**REQUIRED WORK**
Return each line that holds the word "this".

------------

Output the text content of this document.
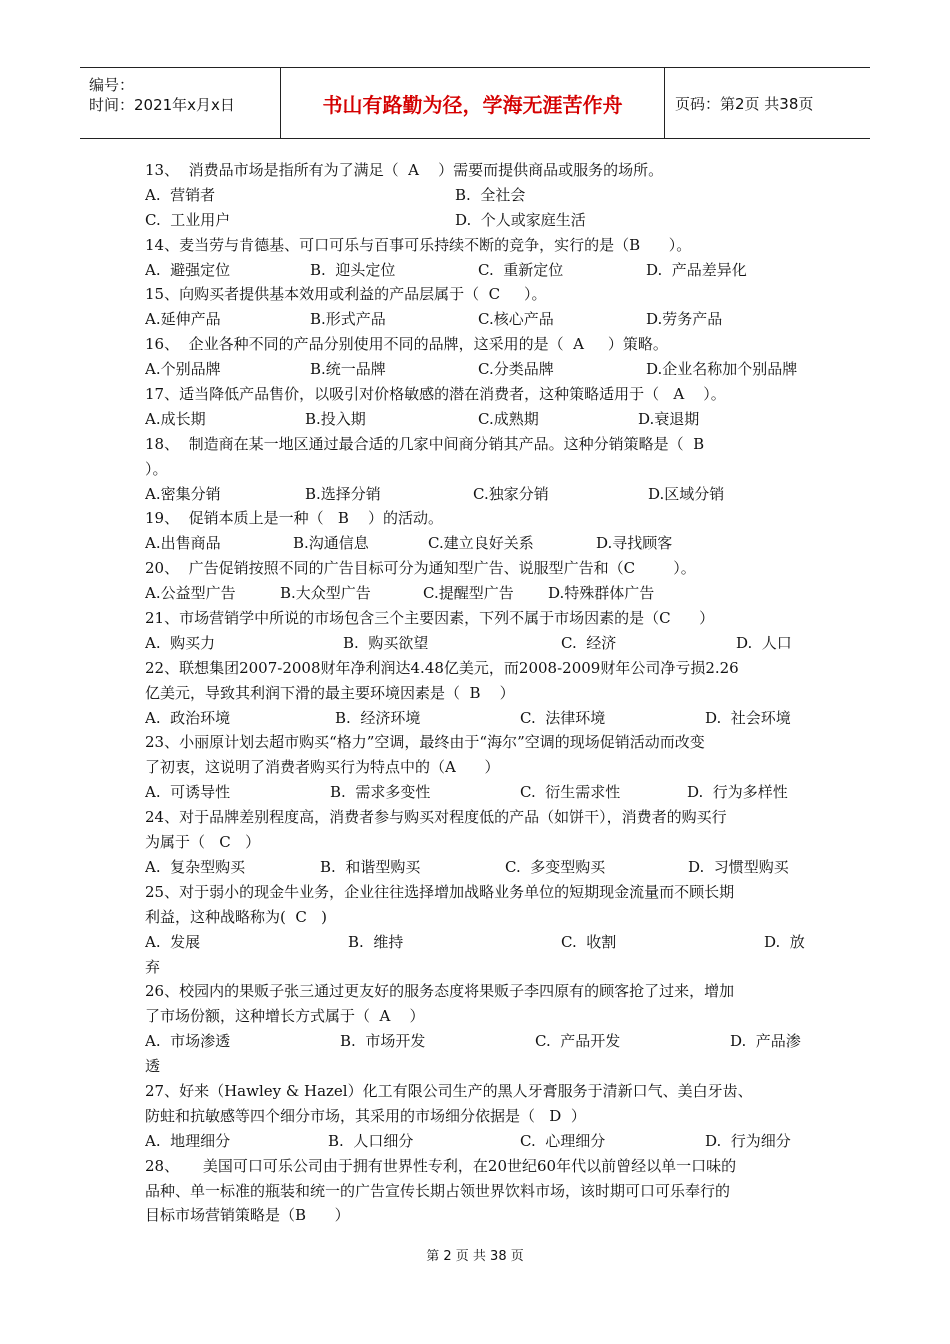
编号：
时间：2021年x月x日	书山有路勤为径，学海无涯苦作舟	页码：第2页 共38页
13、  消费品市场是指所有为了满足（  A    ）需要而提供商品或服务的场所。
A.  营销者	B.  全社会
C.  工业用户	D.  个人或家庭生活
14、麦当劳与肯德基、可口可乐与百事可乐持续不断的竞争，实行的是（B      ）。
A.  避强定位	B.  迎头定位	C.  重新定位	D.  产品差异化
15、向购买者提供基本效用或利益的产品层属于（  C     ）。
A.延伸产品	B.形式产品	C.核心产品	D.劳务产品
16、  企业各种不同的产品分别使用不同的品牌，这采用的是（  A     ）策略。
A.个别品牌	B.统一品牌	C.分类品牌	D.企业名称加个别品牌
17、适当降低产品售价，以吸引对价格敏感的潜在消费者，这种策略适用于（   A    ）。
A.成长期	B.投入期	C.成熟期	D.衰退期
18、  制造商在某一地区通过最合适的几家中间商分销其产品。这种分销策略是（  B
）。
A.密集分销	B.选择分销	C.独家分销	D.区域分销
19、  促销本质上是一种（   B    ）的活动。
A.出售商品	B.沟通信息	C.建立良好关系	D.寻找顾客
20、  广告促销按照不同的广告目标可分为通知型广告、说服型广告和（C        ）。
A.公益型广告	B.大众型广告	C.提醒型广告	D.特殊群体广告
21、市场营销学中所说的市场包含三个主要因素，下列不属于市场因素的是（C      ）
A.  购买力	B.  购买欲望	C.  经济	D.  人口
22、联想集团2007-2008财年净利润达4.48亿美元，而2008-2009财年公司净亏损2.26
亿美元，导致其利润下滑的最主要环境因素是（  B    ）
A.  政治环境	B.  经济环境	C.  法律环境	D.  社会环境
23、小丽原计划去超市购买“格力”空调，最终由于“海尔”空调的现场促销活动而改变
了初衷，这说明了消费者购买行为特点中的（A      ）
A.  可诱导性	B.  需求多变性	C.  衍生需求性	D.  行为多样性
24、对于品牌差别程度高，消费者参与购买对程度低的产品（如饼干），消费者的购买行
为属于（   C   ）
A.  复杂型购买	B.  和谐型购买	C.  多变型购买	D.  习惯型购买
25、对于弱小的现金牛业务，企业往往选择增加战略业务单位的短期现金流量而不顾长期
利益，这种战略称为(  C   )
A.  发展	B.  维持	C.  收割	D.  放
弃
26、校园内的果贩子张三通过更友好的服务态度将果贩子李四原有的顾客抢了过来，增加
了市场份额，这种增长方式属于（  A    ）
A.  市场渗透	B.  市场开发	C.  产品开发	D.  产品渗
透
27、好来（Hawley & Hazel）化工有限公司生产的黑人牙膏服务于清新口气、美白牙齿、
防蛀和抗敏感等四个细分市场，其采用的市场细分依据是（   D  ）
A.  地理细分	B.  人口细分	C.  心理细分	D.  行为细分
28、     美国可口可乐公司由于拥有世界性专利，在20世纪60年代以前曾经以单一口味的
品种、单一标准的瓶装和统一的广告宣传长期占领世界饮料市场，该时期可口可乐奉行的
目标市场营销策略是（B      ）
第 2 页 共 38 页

------------

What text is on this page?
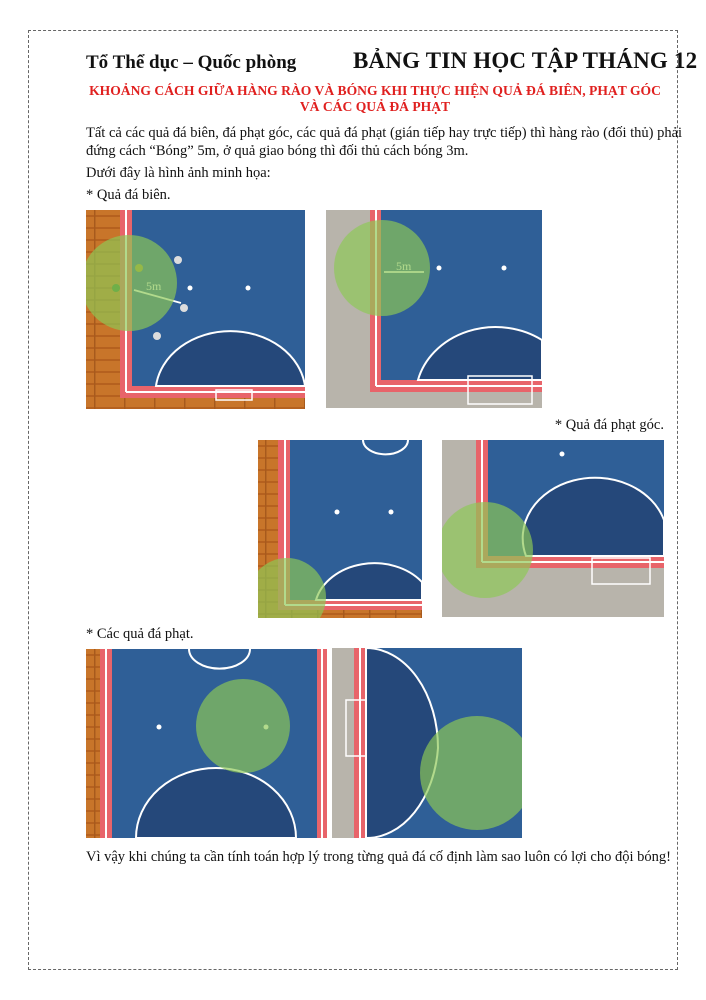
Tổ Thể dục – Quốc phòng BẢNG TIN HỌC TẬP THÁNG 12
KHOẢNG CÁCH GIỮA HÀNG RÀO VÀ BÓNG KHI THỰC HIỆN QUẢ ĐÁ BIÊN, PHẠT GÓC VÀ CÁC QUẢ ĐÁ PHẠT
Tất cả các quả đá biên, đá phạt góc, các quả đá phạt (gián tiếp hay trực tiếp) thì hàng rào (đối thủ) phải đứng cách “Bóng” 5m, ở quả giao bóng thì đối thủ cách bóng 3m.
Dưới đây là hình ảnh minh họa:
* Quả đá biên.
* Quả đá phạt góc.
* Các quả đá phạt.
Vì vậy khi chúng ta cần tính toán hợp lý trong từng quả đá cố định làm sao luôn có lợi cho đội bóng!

------------

**FULL SOLUTION**
Output the text content of this document.
What text is on this page?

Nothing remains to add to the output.